Transcribe all of the material exactly, except for its pictures.

****************

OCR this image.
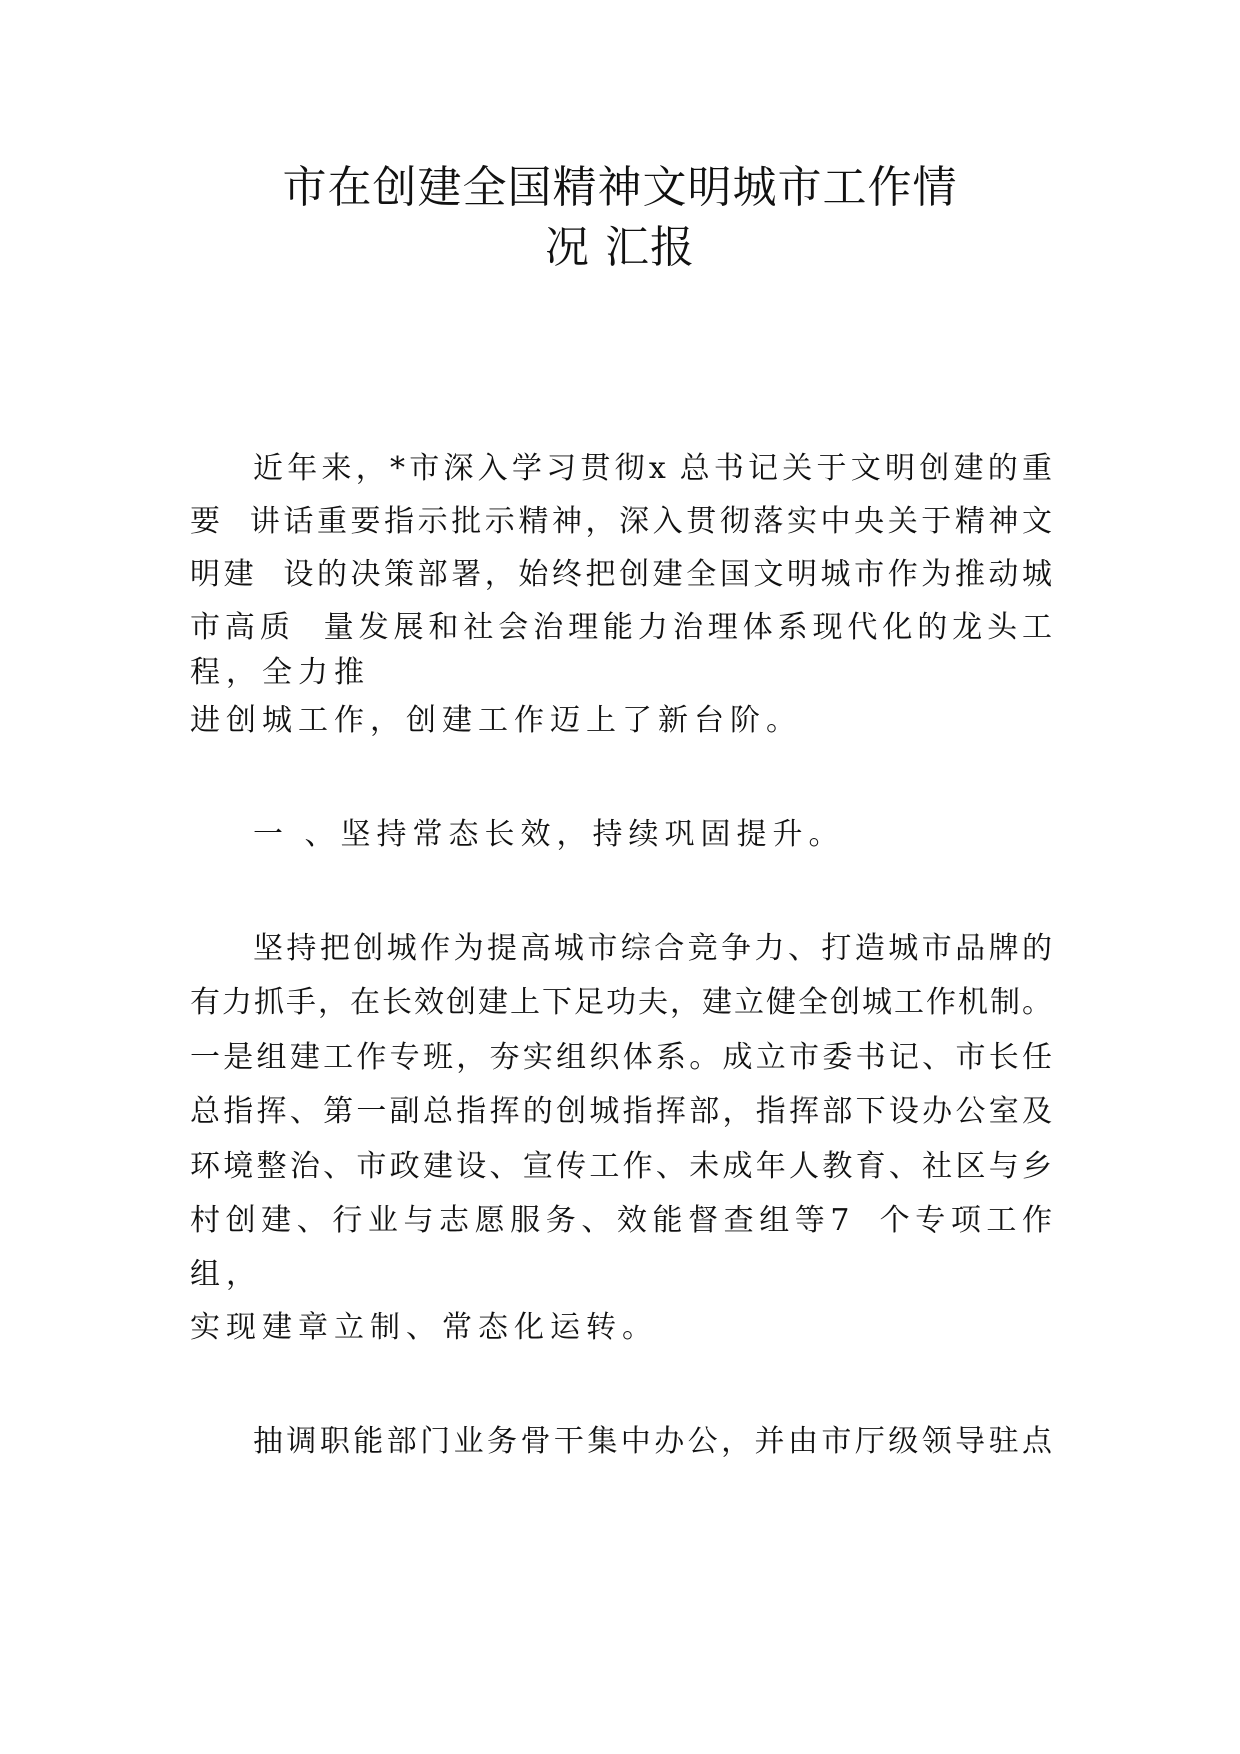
市在创建全国精神文明城市工作情
况 汇报
近年来，*市深入学习贯彻x 总书记关于文明创建的重
要  讲话重要指示批示精神，深入贯彻落实中央关于精神文
明建  设的决策部署，始终把创建全国文明城市作为推动城
市高质  量发展和社会治理能力治理体系现代化的龙头工
程，全力推
进创城工作，创建工作迈上了新台阶。
一 、坚持常态长效，持续巩固提升。
坚持把创城作为提高城市综合竞争力、打造城市品牌的
有力抓手，在长效创建上下足功夫，建立健全创城工作机制。
一是组建工作专班，夯实组织体系。成立市委书记、市长任
总指挥、第一副总指挥的创城指挥部，指挥部下设办公室及
环境整治、市政建设、宣传工作、未成年人教育、社区与乡
村创建、行业与志愿服务、效能督查组等7  个专项工作
组，
实现建章立制、常态化运转。
抽调职能部门业务骨干集中办公，并由市厅级领导驻点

****************

_OUTPUT BELOW:_
OCR this image.
市在创建全国精神文明城市工作情
况 汇报
近年来，*市深入学习贯彻x 总书记关于文明创建的重
要  讲话重要指示批示精神，深入贯彻落实中央关于精神文
明建  设的决策部署，始终把创建全国文明城市作为推动城
市高质  量发展和社会治理能力治理体系现代化的龙头工
程，全力推
进创城工作，创建工作迈上了新台阶。
一 、坚持常态长效，持续巩固提升。
坚持把创城作为提高城市综合竞争力、打造城市品牌的
有力抓手，在长效创建上下足功夫，建立健全创城工作机制。
一是组建工作专班，夯实组织体系。成立市委书记、市长任
总指挥、第一副总指挥的创城指挥部，指挥部下设办公室及
环境整治、市政建设、宣传工作、未成年人教育、社区与乡
村创建、行业与志愿服务、效能督查组等7  个专项工作
组，
实现建章立制、常态化运转。
抽调职能部门业务骨干集中办公，并由市厅级领导驻点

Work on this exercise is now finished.